--- Start of Material ---

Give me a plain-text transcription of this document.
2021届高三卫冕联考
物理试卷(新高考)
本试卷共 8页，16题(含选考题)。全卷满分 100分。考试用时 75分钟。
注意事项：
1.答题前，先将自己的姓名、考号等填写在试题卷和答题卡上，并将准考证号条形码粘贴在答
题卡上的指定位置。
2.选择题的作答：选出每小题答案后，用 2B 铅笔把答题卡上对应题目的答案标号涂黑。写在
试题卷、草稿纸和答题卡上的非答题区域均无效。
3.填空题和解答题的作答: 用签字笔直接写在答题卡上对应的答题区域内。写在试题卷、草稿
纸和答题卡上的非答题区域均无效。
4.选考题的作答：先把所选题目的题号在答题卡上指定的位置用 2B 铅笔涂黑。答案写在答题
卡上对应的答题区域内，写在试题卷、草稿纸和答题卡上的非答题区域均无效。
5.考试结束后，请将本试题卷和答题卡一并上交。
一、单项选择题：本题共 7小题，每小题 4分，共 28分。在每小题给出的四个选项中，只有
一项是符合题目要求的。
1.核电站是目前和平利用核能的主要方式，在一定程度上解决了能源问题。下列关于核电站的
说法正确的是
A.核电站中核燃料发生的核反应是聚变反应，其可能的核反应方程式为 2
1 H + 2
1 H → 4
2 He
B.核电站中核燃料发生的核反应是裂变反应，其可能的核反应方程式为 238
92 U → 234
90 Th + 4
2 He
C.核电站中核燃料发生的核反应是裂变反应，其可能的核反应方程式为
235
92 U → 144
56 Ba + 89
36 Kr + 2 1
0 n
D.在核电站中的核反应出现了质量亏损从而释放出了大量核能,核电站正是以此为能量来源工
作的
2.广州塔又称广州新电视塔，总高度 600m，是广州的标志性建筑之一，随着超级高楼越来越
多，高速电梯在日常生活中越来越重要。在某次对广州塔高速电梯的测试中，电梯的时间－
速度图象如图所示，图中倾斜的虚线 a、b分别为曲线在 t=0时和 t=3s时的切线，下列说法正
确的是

--- End of Material ---

What is required:
Extract all of the material exactly as it is written.

Answer to the exercise:
Give me a plain-text transcription of this document.
2021届高三卫冕联考
物理试卷(新高考)
本试卷共 8页，16题(含选考题)。全卷满分 100分。考试用时 75分钟。
注意事项：
1.答题前，先将自己的姓名、考号等填写在试题卷和答题卡上，并将准考证号条形码粘贴在答
题卡上的指定位置。
2.选择题的作答：选出每小题答案后，用 2B 铅笔把答题卡上对应题目的答案标号涂黑。写在
试题卷、草稿纸和答题卡上的非答题区域均无效。
3.填空题和解答题的作答: 用签字笔直接写在答题卡上对应的答题区域内。写在试题卷、草稿
纸和答题卡上的非答题区域均无效。
4.选考题的作答：先把所选题目的题号在答题卡上指定的位置用 2B 铅笔涂黑。答案写在答题
卡上对应的答题区域内，写在试题卷、草稿纸和答题卡上的非答题区域均无效。
5.考试结束后，请将本试题卷和答题卡一并上交。
一、单项选择题：本题共 7小题，每小题 4分，共 28分。在每小题给出的四个选项中，只有
一项是符合题目要求的。
1.核电站是目前和平利用核能的主要方式，在一定程度上解决了能源问题。下列关于核电站的
说法正确的是
A.核电站中核燃料发生的核反应是聚变反应，其可能的核反应方程式为 2
1 H + 2
1 H → 4
2 He
B.核电站中核燃料发生的核反应是裂变反应，其可能的核反应方程式为 238
92 U → 234
90 Th + 4
2 He
C.核电站中核燃料发生的核反应是裂变反应，其可能的核反应方程式为
235
92 U → 144
56 Ba + 89
36 Kr + 2 1
0 n
D.在核电站中的核反应出现了质量亏损从而释放出了大量核能,核电站正是以此为能量来源工
作的
2.广州塔又称广州新电视塔，总高度 600m，是广州的标志性建筑之一，随着超级高楼越来越
多，高速电梯在日常生活中越来越重要。在某次对广州塔高速电梯的测试中，电梯的时间－
速度图象如图所示，图中倾斜的虚线 a、b分别为曲线在 t=0时和 t=3s时的切线，下列说法正
确的是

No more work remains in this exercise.